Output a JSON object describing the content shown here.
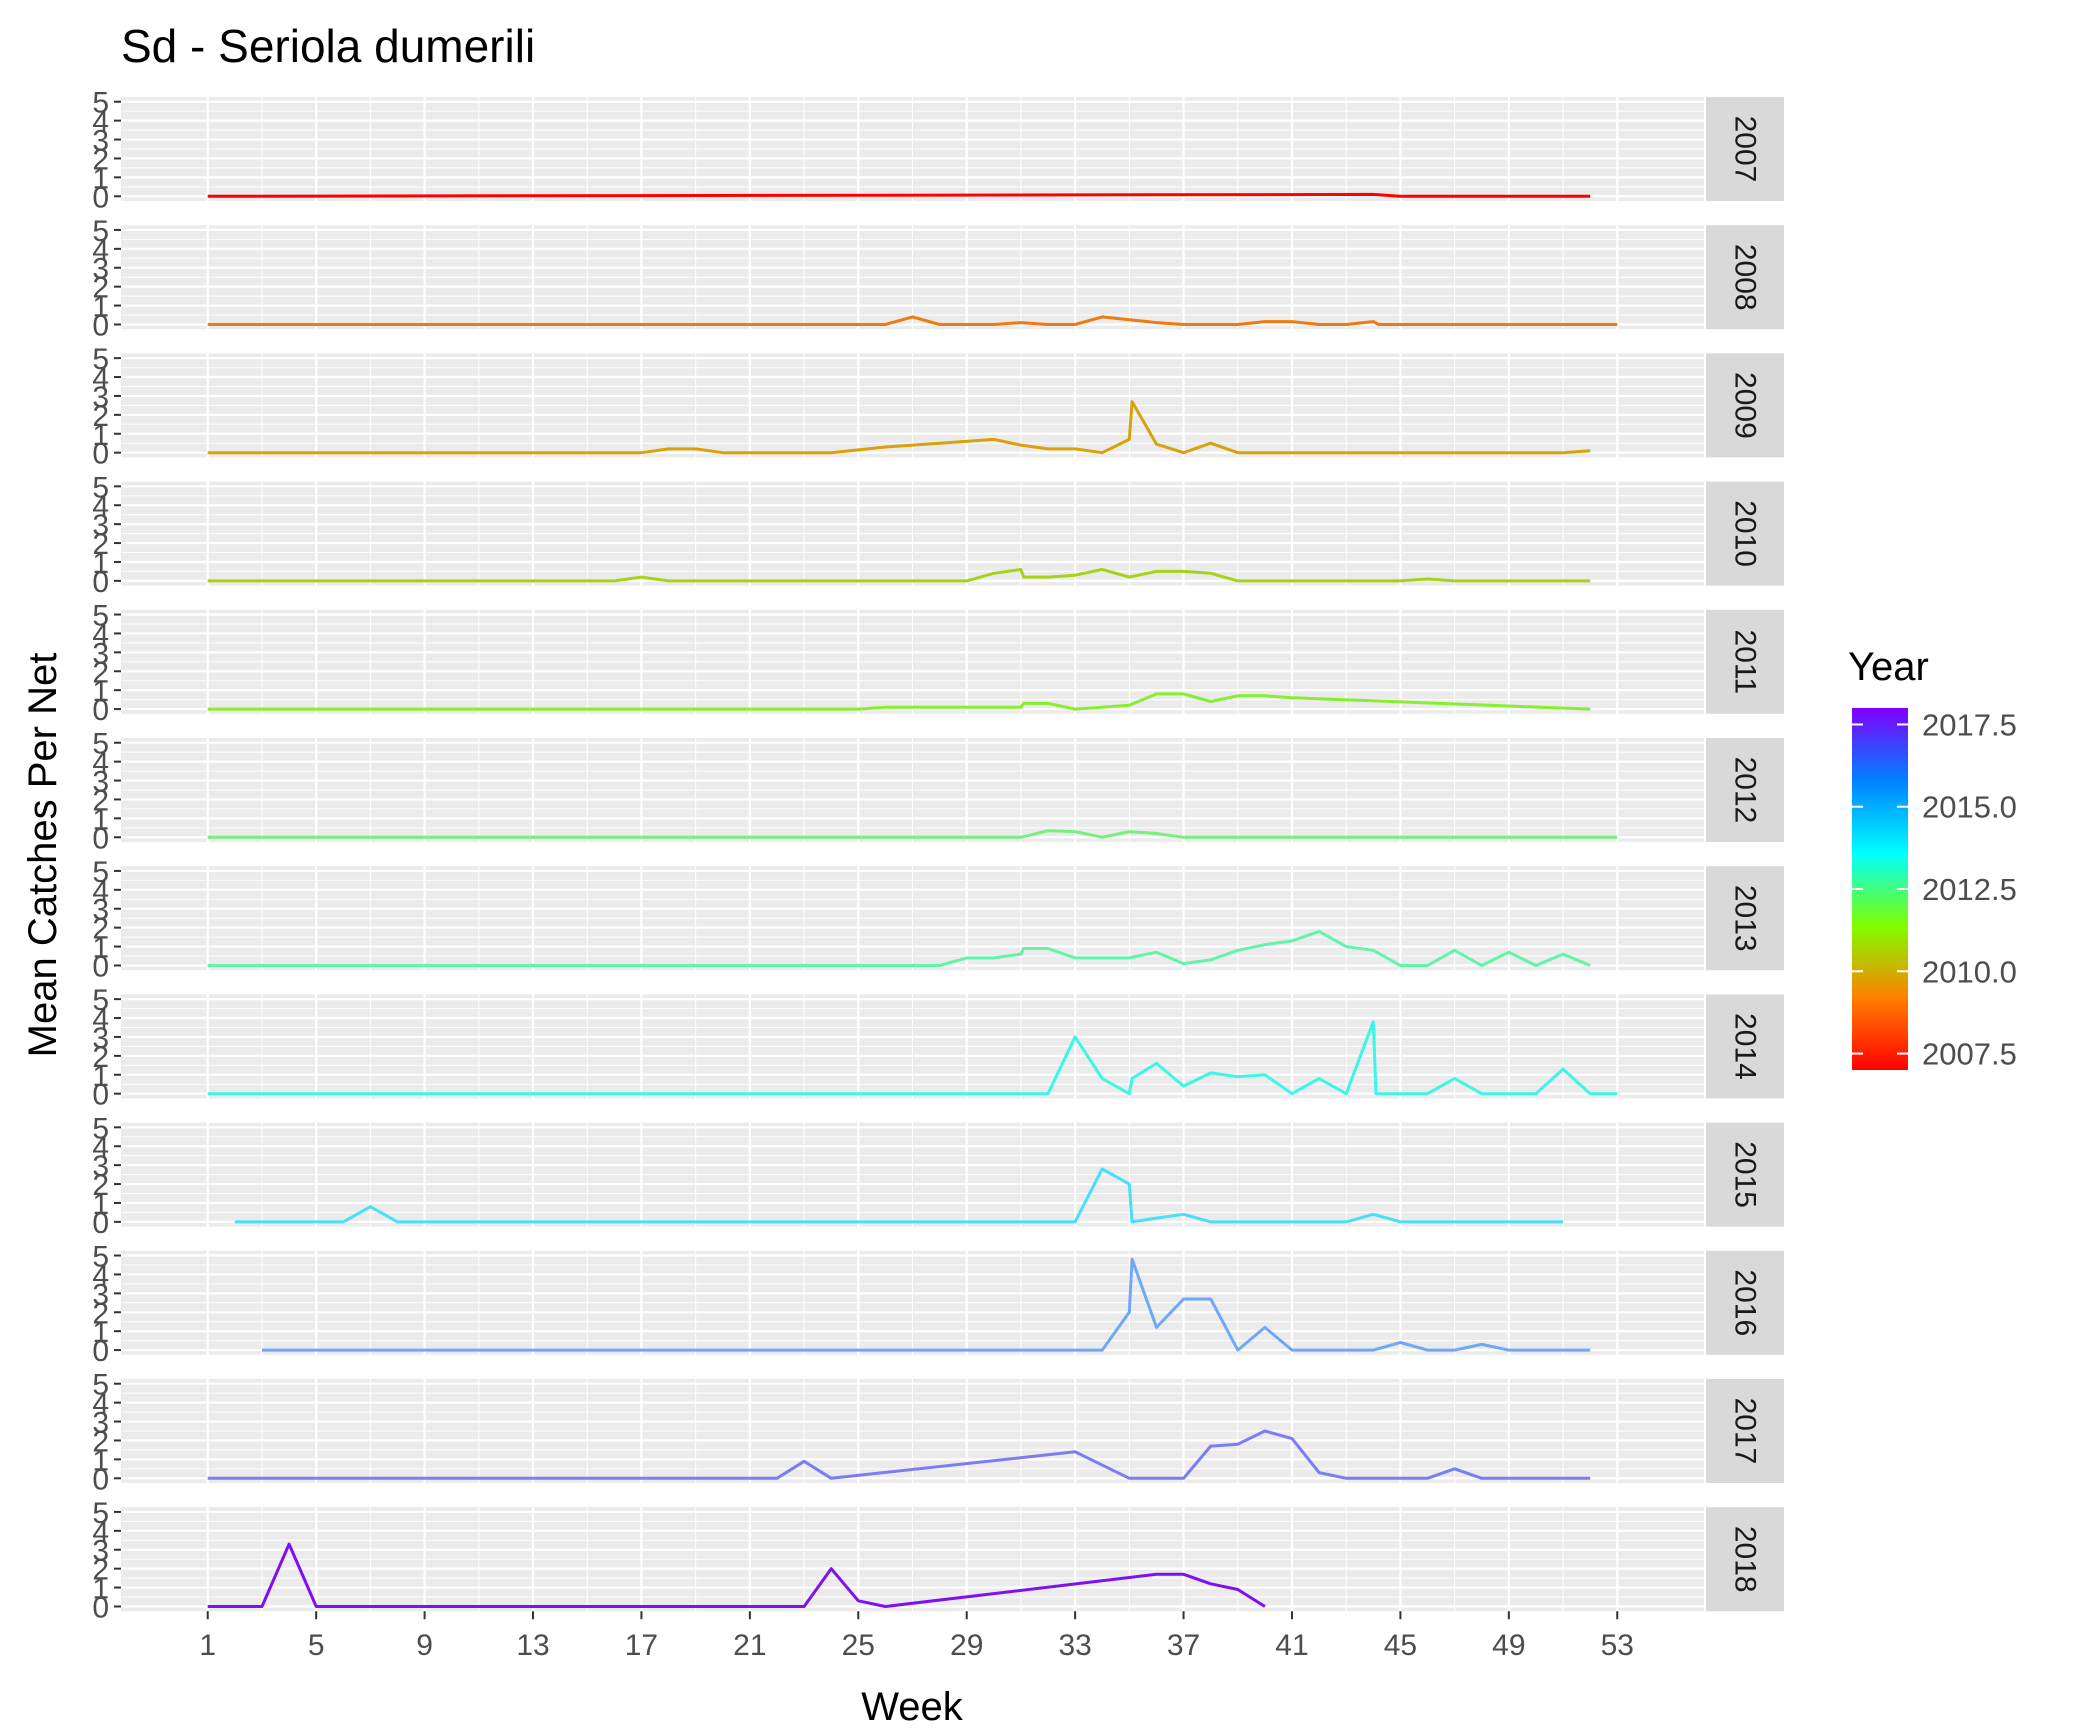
{
  "chart_data": {
    "type": "line",
    "title": "Sd - Seriola dumerili",
    "xlabel": "Week",
    "ylabel": "Mean Catches Per Net",
    "xlim": [
      -2.2,
      56.2
    ],
    "ylim": [
      -0.25,
      5.25
    ],
    "x_ticks": [
      1,
      5,
      9,
      13,
      17,
      21,
      25,
      29,
      33,
      37,
      41,
      45,
      49,
      53
    ],
    "y_ticks": [
      0,
      1,
      2,
      3,
      4,
      5
    ],
    "facet_by": "Year",
    "grid": true,
    "legend": {
      "title": "Year",
      "position": "right",
      "type": "colorbar",
      "breaks": [
        "2017.5",
        "2015.0",
        "2012.5",
        "2010.0",
        "2007.5"
      ],
      "break_values": [
        2017.5,
        2015.0,
        2012.5,
        2010.0,
        2007.5
      ],
      "limits": [
        2007,
        2018
      ],
      "colors": [
        "#FF0000",
        "#FF8000",
        "#80FF00",
        "#00FFFF",
        "#0080FF",
        "#8000FF"
      ]
    },
    "series": [
      {
        "name": "2007",
        "color": "#FF0000",
        "x": [
          1,
          44,
          45,
          52
        ],
        "y": [
          0,
          0.1,
          0,
          0
        ]
      },
      {
        "name": "2008",
        "color": "#F07A10",
        "x": [
          1,
          26,
          27,
          28,
          30,
          31,
          32,
          33,
          34,
          35,
          36,
          37,
          38,
          39,
          40,
          41,
          42,
          43,
          44,
          44.2,
          53
        ],
        "y": [
          0,
          0,
          0.4,
          0,
          0,
          0.1,
          0,
          0,
          0.4,
          0.25,
          0.1,
          0,
          0,
          0,
          0.15,
          0.15,
          0,
          0,
          0.15,
          0,
          0
        ]
      },
      {
        "name": "2009",
        "color": "#D9A20A",
        "x": [
          1,
          17,
          18,
          19,
          20,
          22,
          24,
          26,
          28,
          30,
          31,
          32,
          33,
          34,
          35,
          35.1,
          36,
          37,
          38,
          39,
          40,
          44,
          51,
          52
        ],
        "y": [
          0,
          0,
          0.2,
          0.2,
          0,
          0,
          0,
          0.3,
          0.5,
          0.7,
          0.4,
          0.2,
          0.2,
          0,
          0.7,
          2.7,
          0.45,
          0,
          0.5,
          0,
          0,
          0,
          0,
          0.1
        ]
      },
      {
        "name": "2010",
        "color": "#A8D11A",
        "x": [
          1,
          16,
          17,
          18,
          29,
          30,
          31,
          31.1,
          32,
          33,
          34,
          35,
          36,
          37,
          38,
          39,
          40,
          45,
          46,
          47,
          52
        ],
        "y": [
          0,
          0,
          0.2,
          0,
          0,
          0.4,
          0.6,
          0.2,
          0.2,
          0.3,
          0.6,
          0.2,
          0.5,
          0.5,
          0.4,
          0,
          0,
          0,
          0.1,
          0,
          0
        ]
      },
      {
        "name": "2011",
        "color": "#88EE30",
        "x": [
          1,
          25,
          26,
          31,
          31.1,
          32,
          33,
          34,
          35,
          36,
          37,
          38,
          39,
          40,
          41,
          52
        ],
        "y": [
          0,
          0,
          0.1,
          0.1,
          0.3,
          0.3,
          0,
          0.1,
          0.2,
          0.8,
          0.8,
          0.4,
          0.7,
          0.7,
          0.6,
          0
        ]
      },
      {
        "name": "2012",
        "color": "#78F080",
        "x": [
          1,
          31,
          32,
          33,
          34,
          35,
          36,
          37,
          53
        ],
        "y": [
          0,
          0,
          0.35,
          0.3,
          0,
          0.3,
          0.2,
          0,
          0
        ]
      },
      {
        "name": "2013",
        "color": "#62F4A8",
        "x": [
          1,
          28,
          29,
          30,
          31,
          31.1,
          32,
          33,
          34,
          35,
          36,
          37,
          38,
          39,
          40,
          41,
          42,
          43,
          44,
          45,
          46,
          47,
          48,
          49,
          50,
          51,
          52
        ],
        "y": [
          0,
          0,
          0.4,
          0.4,
          0.6,
          0.9,
          0.9,
          0.4,
          0.4,
          0.4,
          0.7,
          0.1,
          0.3,
          0.8,
          1.1,
          1.3,
          1.8,
          1.0,
          0.8,
          0,
          0,
          0.8,
          0,
          0.7,
          0,
          0.6,
          0
        ]
      },
      {
        "name": "2014",
        "color": "#3CF6E6",
        "x": [
          1,
          32,
          33,
          34,
          35,
          35.1,
          36,
          37,
          38,
          39,
          40,
          41,
          42,
          43,
          44,
          44.1,
          45,
          46,
          47,
          48,
          49,
          50,
          51,
          52,
          53
        ],
        "y": [
          0,
          0,
          3.0,
          0.8,
          0,
          0.8,
          1.6,
          0.4,
          1.1,
          0.9,
          1.0,
          0,
          0.8,
          0,
          3.8,
          0,
          0,
          0,
          0.8,
          0,
          0,
          0,
          1.3,
          0,
          0
        ]
      },
      {
        "name": "2015",
        "color": "#4ADFF8",
        "x": [
          2,
          6,
          7,
          8,
          33,
          34,
          35,
          35.1,
          36,
          37,
          38,
          43,
          44,
          45,
          51
        ],
        "y": [
          0,
          0,
          0.8,
          0,
          0,
          2.8,
          2.0,
          0,
          0.2,
          0.4,
          0,
          0,
          0.4,
          0,
          0
        ]
      },
      {
        "name": "2016",
        "color": "#70A8F8",
        "x": [
          3,
          34,
          35,
          35.1,
          36,
          37,
          38,
          39,
          40,
          41,
          44,
          45,
          46,
          47,
          48,
          49,
          52
        ],
        "y": [
          0,
          0,
          2.0,
          4.8,
          1.2,
          2.7,
          2.7,
          0,
          1.2,
          0,
          0,
          0.4,
          0,
          0,
          0.3,
          0,
          0
        ]
      },
      {
        "name": "2017",
        "color": "#7C7CF4",
        "x": [
          1,
          22,
          23,
          24,
          33,
          35,
          36,
          37,
          38,
          39,
          40,
          41,
          42,
          43,
          46,
          47,
          48,
          52
        ],
        "y": [
          0,
          0,
          0.9,
          0,
          1.4,
          0,
          0,
          0,
          1.7,
          1.8,
          2.5,
          2.1,
          0.3,
          0,
          0,
          0.5,
          0,
          0
        ]
      },
      {
        "name": "2018",
        "color": "#8010F0",
        "x": [
          1,
          3,
          4,
          5,
          23,
          24,
          25,
          26,
          36,
          37,
          38,
          39,
          40
        ],
        "y": [
          0,
          0,
          3.3,
          0,
          0,
          2.0,
          0.3,
          0,
          1.7,
          1.7,
          1.2,
          0.9,
          0
        ]
      }
    ]
  }
}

■ **Task instructions**
What count of lines in the listing contain the word "name"? Reply with the number only.

■ **Response for this exercise**
12